● **Objective**
Print all the records exactly, please.

● **Information supplied**
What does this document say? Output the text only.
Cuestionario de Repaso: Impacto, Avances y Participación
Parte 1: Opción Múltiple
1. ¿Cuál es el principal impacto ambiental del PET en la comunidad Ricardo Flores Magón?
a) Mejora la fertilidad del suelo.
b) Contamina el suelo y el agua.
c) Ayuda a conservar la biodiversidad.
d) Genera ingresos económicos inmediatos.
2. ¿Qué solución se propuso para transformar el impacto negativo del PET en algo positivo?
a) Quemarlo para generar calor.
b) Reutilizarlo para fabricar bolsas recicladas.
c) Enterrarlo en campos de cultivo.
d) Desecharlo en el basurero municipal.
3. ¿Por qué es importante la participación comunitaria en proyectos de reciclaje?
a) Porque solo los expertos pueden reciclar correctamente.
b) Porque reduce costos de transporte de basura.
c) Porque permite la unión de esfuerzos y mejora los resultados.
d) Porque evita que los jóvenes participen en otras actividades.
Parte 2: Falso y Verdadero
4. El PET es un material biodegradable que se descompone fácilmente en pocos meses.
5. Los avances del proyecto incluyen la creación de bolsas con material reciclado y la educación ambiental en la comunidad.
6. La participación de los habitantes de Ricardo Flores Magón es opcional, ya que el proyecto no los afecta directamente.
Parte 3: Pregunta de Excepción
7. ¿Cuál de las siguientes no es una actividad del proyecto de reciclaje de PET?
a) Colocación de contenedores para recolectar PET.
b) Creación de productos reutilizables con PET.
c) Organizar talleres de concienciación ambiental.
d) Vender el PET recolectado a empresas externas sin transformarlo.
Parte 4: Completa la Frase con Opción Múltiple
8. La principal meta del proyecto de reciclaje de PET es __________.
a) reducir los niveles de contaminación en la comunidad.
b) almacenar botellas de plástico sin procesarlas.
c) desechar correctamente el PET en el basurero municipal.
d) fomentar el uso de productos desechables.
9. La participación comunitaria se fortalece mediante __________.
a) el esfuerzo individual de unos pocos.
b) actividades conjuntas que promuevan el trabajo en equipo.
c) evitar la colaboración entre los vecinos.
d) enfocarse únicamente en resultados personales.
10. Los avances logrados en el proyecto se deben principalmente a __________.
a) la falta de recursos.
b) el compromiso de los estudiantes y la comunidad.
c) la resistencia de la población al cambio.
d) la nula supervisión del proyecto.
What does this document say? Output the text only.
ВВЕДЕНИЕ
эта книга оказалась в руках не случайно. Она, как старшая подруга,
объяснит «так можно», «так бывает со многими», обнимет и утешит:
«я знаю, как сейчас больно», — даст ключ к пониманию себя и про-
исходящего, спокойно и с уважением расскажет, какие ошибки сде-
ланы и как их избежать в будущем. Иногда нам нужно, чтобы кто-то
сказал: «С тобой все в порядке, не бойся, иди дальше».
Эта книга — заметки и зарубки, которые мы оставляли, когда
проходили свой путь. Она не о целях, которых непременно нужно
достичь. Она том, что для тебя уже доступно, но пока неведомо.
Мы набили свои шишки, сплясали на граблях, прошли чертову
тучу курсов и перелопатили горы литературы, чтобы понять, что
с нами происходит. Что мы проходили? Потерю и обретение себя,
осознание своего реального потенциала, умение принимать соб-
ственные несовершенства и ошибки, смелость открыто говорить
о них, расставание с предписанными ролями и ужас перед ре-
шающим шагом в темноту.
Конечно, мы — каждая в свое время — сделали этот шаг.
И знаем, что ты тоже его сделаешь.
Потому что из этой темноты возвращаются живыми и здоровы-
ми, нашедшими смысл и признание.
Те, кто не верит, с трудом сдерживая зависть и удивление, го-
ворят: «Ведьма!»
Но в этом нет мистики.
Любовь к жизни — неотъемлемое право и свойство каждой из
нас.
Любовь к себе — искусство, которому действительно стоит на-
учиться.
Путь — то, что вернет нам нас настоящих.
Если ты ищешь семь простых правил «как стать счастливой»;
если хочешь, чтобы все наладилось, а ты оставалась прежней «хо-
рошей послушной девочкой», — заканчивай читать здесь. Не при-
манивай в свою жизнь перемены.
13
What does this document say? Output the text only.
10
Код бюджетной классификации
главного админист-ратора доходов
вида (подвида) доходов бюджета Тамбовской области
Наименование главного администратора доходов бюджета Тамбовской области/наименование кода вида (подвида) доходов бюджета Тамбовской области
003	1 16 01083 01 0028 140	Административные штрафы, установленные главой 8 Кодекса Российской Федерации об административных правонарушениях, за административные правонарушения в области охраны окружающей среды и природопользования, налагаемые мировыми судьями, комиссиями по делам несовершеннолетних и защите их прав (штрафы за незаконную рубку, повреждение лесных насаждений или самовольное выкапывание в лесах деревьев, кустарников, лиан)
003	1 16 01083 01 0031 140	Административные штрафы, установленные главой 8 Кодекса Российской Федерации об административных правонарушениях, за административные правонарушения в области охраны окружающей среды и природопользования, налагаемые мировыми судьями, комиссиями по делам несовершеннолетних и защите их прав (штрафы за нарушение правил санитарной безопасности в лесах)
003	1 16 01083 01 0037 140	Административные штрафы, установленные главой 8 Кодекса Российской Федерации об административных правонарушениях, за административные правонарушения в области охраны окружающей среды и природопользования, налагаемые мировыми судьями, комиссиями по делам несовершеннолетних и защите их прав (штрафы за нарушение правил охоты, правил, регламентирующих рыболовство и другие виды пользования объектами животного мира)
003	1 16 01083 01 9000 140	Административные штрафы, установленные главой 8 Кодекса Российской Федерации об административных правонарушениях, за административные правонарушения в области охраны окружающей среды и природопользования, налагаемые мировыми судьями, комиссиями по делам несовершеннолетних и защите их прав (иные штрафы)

● **Answer for the task**
What does this document say? Output the text only.
Cuestionario de Repaso: Impacto, Avances y Participación
Parte 1: Opción Múltiple
1. ¿Cuál es el principal impacto ambiental del PET en la comunidad Ricardo Flores Magón?
a) Mejora la fertilidad del suelo.
b) Contamina el suelo y el agua.
c) Ayuda a conservar la biodiversidad.
d) Genera ingresos económicos inmediatos.
2. ¿Qué solución se propuso para transformar el impacto negativo del PET en algo positivo?
a) Quemarlo para generar calor.
b) Reutilizarlo para fabricar bolsas recicladas.
c) Enterrarlo en campos de cultivo.
d) Desecharlo en el basurero municipal.
3. ¿Por qué es importante la participación comunitaria en proyectos de reciclaje?
a) Porque solo los expertos pueden reciclar correctamente.
b) Porque reduce costos de transporte de basura.
c) Porque permite la unión de esfuerzos y mejora los resultados.
d) Porque evita que los jóvenes participen en otras actividades.
Parte 2: Falso y Verdadero
4. El PET es un material biodegradable que se descompone fácilmente en pocos meses.
5. Los avances del proyecto incluyen la creación de bolsas con material reciclado y la educación ambiental en la comunidad.
6. La participación de los habitantes de Ricardo Flores Magón es opcional, ya que el proyecto no los afecta directamente.
Parte 3: Pregunta de Excepción
7. ¿Cuál de las siguientes no es una actividad del proyecto de reciclaje de PET?
a) Colocación de contenedores para recolectar PET.
b) Creación de productos reutilizables con PET.
c) Organizar talleres de concienciación ambiental.
d) Vender el PET recolectado a empresas externas sin transformarlo.
Parte 4: Completa la Frase con Opción Múltiple
8. La principal meta del proyecto de reciclaje de PET es __________.
a) reducir los niveles de contaminación en la comunidad.
b) almacenar botellas de plástico sin procesarlas.
c) desechar correctamente el PET en el basurero municipal.
d) fomentar el uso de productos desechables.
9. La participación comunitaria se fortalece mediante __________.
a) el esfuerzo individual de unos pocos.
b) actividades conjuntas que promuevan el trabajo en equipo.
c) evitar la colaboración entre los vecinos.
d) enfocarse únicamente en resultados personales.
10. Los avances logrados en el proyecto se deben principalmente a __________.
a) la falta de recursos.
b) el compromiso de los estudiantes y la comunidad.
c) la resistencia de la población al cambio.
d) la nula supervisión del proyecto.
What does this document say? Output the text only.
ВВЕДЕНИЕ
эта книга оказалась в руках не случайно. Она, как старшая подруга,
объяснит «так можно», «так бывает со многими», обнимет и утешит:
«я знаю, как сейчас больно», — даст ключ к пониманию себя и про-
исходящего, спокойно и с уважением расскажет, какие ошибки сде-
ланы и как их избежать в будущем. Иногда нам нужно, чтобы кто-то
сказал: «С тобой все в порядке, не бойся, иди дальше».
Эта книга — заметки и зарубки, которые мы оставляли, когда
проходили свой путь. Она не о целях, которых непременно нужно
достичь. Она том, что для тебя уже доступно, но пока неведомо.
Мы набили свои шишки, сплясали на граблях, прошли чертову
тучу курсов и перелопатили горы литературы, чтобы понять, что
с нами происходит. Что мы проходили? Потерю и обретение себя,
осознание своего реального потенциала, умение принимать соб-
ственные несовершенства и ошибки, смелость открыто говорить
о них, расставание с предписанными ролями и ужас перед ре-
шающим шагом в темноту.
Конечно, мы — каждая в свое время — сделали этот шаг.
И знаем, что ты тоже его сделаешь.
Потому что из этой темноты возвращаются живыми и здоровы-
ми, нашедшими смысл и признание.
Те, кто не верит, с трудом сдерживая зависть и удивление, го-
ворят: «Ведьма!»
Но в этом нет мистики.
Любовь к жизни — неотъемлемое право и свойство каждой из
нас.
Любовь к себе — искусство, которому действительно стоит на-
учиться.
Путь — то, что вернет нам нас настоящих.
Если ты ищешь семь простых правил «как стать счастливой»;
если хочешь, чтобы все наладилось, а ты оставалась прежней «хо-
рошей послушной девочкой», — заканчивай читать здесь. Не при-
манивай в свою жизнь перемены.
13
What does this document say? Output the text only.
10
Код бюджетной классификации
главного админист-ратора доходов
вида (подвида) доходов бюджета Тамбовской области
Наименование главного администратора доходов бюджета Тамбовской области/наименование кода вида (подвида) доходов бюджета Тамбовской области
003	1 16 01083 01 0028 140	Административные штрафы, установленные главой 8 Кодекса Российской Федерации об административных правонарушениях, за административные правонарушения в области охраны окружающей среды и природопользования, налагаемые мировыми судьями, комиссиями по делам несовершеннолетних и защите их прав (штрафы за незаконную рубку, повреждение лесных насаждений или самовольное выкапывание в лесах деревьев, кустарников, лиан)
003	1 16 01083 01 0031 140	Административные штрафы, установленные главой 8 Кодекса Российской Федерации об административных правонарушениях, за административные правонарушения в области охраны окружающей среды и природопользования, налагаемые мировыми судьями, комиссиями по делам несовершеннолетних и защите их прав (штрафы за нарушение правил санитарной безопасности в лесах)
003	1 16 01083 01 0037 140	Административные штрафы, установленные главой 8 Кодекса Российской Федерации об административных правонарушениях, за административные правонарушения в области охраны окружающей среды и природопользования, налагаемые мировыми судьями, комиссиями по делам несовершеннолетних и защите их прав (штрафы за нарушение правил охоты, правил, регламентирующих рыболовство и другие виды пользования объектами животного мира)
003	1 16 01083 01 9000 140	Административные штрафы, установленные главой 8 Кодекса Российской Федерации об административных правонарушениях, за административные правонарушения в области охраны окружающей среды и природопользования, налагаемые мировыми судьями, комиссиями по делам несовершеннолетних и защите их прав (иные штрафы)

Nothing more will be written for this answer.